• [Task to complete] In the material below, output unchanged the lines from the line containing "Patent image size: (828, 462)." to the line containing "The user interface 80 is at (498, 67).", including both of those lines.
=-=-=
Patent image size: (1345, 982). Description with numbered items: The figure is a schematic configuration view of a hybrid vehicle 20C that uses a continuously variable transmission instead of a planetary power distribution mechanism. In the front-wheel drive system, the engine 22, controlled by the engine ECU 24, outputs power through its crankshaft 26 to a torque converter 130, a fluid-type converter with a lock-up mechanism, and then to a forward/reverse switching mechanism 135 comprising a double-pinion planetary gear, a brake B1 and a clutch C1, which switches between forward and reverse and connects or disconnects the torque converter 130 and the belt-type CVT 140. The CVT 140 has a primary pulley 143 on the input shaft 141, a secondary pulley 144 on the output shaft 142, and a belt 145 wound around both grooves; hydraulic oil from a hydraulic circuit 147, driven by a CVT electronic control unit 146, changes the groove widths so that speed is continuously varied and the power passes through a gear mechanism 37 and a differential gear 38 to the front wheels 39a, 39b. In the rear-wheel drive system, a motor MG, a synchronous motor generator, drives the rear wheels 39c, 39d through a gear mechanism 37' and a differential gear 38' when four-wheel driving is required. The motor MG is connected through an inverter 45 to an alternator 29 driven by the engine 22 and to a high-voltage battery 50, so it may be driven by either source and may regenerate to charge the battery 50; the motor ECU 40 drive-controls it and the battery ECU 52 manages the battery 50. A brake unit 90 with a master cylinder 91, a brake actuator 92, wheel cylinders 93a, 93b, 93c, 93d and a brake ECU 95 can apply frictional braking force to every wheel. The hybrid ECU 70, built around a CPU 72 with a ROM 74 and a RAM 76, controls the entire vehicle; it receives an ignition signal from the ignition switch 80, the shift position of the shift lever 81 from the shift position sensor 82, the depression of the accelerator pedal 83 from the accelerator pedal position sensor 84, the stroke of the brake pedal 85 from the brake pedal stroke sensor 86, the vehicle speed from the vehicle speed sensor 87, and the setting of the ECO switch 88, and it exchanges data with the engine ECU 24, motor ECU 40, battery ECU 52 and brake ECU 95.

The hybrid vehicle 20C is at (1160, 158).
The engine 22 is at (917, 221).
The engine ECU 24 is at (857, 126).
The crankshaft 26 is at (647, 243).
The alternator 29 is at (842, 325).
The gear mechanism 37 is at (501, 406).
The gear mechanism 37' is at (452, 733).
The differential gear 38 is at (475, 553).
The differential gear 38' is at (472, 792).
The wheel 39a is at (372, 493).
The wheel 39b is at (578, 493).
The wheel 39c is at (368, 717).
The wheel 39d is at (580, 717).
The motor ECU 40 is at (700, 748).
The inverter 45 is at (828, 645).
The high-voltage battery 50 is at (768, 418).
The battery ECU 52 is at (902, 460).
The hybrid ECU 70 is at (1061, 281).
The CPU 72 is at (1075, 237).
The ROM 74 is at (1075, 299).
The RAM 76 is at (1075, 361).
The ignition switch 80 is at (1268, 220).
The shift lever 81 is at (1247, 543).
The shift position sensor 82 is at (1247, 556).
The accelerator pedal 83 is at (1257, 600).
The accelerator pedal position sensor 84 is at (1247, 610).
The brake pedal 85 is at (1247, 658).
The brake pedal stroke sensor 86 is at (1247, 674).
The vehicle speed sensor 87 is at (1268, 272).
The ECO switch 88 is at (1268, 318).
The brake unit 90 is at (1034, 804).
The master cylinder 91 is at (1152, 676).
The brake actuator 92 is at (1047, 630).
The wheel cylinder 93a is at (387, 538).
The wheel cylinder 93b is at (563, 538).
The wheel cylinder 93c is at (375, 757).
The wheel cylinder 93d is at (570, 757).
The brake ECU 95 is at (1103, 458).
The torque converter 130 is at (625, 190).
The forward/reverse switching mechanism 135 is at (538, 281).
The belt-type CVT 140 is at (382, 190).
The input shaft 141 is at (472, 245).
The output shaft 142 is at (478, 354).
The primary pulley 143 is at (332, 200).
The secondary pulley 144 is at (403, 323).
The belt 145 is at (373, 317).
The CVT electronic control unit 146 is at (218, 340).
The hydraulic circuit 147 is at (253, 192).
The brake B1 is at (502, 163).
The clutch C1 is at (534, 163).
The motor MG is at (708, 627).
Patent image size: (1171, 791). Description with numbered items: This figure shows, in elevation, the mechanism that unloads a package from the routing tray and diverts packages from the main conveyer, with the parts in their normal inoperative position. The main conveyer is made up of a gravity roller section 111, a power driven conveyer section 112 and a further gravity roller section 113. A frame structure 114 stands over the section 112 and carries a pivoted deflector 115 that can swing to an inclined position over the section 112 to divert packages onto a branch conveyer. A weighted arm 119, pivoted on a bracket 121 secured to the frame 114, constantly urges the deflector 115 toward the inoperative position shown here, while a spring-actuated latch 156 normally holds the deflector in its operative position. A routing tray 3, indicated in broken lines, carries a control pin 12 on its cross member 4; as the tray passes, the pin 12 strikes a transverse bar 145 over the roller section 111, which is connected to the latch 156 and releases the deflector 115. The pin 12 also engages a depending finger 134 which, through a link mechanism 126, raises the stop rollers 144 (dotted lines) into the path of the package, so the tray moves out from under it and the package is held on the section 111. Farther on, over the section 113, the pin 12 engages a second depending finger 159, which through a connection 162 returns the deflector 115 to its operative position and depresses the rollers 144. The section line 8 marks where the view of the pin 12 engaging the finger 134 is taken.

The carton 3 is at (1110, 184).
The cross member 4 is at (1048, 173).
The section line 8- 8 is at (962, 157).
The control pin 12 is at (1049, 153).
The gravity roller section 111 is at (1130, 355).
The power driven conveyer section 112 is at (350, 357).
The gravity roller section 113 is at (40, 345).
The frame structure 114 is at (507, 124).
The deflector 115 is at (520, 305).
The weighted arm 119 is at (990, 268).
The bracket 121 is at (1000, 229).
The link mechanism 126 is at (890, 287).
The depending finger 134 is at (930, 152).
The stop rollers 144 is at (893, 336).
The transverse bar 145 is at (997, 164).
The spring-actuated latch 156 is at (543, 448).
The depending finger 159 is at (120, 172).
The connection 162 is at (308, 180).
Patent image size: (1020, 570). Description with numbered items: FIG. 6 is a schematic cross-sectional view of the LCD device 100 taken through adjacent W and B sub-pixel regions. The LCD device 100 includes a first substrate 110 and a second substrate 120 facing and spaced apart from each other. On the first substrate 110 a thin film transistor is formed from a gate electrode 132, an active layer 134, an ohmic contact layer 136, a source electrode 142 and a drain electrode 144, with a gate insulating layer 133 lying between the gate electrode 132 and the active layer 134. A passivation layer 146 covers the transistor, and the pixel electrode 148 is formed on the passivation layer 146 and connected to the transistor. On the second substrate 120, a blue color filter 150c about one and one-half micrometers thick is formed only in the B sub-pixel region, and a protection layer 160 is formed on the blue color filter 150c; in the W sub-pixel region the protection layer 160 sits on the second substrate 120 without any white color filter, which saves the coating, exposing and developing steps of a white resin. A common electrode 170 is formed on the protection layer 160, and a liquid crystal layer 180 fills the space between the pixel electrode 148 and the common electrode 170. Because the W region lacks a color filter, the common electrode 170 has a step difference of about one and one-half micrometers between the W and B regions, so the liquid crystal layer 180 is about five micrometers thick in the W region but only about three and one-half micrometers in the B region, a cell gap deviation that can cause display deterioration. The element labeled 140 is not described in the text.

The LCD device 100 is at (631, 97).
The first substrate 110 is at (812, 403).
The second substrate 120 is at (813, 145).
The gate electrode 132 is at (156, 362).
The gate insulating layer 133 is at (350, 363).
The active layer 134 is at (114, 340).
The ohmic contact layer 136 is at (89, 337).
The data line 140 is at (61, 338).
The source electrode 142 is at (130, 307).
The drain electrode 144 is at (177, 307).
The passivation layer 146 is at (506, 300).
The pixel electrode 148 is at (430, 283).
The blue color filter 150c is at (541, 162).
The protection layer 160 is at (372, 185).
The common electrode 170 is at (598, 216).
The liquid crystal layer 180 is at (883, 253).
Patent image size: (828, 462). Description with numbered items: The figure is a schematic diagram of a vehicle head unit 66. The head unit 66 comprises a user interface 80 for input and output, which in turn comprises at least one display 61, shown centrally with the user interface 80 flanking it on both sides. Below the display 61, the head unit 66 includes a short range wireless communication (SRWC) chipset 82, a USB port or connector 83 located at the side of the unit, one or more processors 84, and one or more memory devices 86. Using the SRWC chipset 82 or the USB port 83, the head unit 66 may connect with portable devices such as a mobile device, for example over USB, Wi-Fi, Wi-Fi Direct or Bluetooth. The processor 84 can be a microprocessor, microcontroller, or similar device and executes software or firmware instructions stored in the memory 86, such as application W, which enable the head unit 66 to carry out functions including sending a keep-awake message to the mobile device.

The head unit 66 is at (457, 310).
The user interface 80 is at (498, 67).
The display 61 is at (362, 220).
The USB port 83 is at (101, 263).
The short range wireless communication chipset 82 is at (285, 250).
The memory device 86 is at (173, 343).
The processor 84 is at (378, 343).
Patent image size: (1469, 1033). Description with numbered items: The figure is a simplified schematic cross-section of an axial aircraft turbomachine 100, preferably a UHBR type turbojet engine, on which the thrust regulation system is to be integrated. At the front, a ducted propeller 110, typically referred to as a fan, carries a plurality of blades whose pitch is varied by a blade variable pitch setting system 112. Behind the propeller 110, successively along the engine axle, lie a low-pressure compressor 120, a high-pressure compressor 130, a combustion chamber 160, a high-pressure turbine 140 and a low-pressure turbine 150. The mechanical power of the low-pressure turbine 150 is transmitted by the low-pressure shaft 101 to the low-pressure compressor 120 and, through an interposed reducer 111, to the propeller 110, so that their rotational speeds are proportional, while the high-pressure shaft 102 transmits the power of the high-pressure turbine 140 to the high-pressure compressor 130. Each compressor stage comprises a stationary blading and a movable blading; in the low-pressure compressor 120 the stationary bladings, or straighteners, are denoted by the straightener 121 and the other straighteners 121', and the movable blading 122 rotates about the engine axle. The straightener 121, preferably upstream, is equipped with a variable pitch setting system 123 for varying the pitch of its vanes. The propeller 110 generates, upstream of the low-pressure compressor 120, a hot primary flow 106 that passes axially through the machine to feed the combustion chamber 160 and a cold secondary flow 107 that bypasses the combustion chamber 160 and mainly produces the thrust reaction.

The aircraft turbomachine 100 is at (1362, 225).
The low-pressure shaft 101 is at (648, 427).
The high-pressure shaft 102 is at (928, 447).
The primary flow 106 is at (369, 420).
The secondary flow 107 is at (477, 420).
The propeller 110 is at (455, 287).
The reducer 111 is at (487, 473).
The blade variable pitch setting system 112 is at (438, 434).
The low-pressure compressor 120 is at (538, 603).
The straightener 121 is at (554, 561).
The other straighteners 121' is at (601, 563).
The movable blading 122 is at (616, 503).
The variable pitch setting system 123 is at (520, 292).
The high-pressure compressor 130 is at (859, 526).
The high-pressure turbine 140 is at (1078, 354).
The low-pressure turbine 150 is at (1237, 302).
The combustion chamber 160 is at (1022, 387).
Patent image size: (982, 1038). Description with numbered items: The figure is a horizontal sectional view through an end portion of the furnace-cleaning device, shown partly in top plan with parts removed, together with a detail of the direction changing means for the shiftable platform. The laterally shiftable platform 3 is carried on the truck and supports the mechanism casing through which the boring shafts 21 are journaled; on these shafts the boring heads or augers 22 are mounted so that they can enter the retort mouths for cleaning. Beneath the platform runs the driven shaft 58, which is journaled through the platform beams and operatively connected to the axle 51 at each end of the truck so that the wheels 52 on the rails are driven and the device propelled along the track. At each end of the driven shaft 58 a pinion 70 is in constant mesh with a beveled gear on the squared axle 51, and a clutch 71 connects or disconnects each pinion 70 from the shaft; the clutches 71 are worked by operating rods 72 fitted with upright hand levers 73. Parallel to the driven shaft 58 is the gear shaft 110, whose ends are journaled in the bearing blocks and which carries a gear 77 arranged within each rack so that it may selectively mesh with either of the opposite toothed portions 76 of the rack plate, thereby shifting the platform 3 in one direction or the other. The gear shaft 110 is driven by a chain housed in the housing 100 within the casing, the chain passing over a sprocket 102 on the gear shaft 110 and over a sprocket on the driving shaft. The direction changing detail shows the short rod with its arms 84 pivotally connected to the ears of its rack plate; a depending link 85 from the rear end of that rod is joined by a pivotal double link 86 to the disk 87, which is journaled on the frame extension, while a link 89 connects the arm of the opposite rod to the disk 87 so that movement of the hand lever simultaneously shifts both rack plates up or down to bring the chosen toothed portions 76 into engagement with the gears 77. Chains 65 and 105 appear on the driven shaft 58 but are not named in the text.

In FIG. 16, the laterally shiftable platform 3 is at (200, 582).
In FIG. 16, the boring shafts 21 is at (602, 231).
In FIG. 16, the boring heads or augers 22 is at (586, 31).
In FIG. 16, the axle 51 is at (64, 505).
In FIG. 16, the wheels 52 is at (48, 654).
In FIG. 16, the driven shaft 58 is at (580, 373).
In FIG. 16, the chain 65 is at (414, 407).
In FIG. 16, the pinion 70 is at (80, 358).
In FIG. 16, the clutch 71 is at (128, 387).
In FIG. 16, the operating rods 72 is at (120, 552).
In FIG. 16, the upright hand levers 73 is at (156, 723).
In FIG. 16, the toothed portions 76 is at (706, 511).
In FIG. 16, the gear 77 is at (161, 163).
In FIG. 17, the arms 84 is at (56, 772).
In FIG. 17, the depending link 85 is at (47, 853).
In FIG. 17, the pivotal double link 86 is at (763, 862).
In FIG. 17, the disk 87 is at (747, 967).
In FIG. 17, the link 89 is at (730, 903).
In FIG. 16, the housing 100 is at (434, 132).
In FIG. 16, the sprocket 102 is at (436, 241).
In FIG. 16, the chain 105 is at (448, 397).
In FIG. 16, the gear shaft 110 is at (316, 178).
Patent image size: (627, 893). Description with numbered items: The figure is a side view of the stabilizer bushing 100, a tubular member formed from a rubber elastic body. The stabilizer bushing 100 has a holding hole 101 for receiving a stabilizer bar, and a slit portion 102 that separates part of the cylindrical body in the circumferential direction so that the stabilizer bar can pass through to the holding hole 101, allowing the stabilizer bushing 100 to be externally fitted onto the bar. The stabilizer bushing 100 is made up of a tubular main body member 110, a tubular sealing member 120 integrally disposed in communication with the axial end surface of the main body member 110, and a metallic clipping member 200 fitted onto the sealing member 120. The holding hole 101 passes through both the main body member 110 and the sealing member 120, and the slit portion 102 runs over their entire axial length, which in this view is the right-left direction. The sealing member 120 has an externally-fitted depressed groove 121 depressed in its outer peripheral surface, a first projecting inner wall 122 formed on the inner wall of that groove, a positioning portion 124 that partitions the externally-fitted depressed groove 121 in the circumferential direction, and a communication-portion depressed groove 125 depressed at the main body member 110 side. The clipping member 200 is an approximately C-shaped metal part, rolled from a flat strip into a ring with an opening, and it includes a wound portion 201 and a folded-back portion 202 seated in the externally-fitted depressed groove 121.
=-=-=
• [Result of the exercise]
Patent image size: (828, 462). Description with numbered items: The figure is a schematic diagram of a vehicle head unit 66. The head unit 66 comprises a user interface 80 for input and output, which in turn comprises at least one display 61, shown centrally with the user interface 80 flanking it on both sides. Below the display 61, the head unit 66 includes a short range wireless communication (SRWC) chipset 82, a USB port or connector 83 located at the side of the unit, one or more processors 84, and one or more memory devices 86. Using the SRWC chipset 82 or the USB port 83, the head unit 66 may connect with portable devices such as a mobile device, for example over USB, Wi-Fi, Wi-Fi Direct or Bluetooth. The processor 84 can be a microprocessor, microcontroller, or similar device and executes software or firmware instructions stored in the memory 86, such as application W, which enable the head unit 66 to carry out functions including sending a keep-awake message to the mobile device.

The head unit 66 is at (457, 310).
The user interface 80 is at (498, 67).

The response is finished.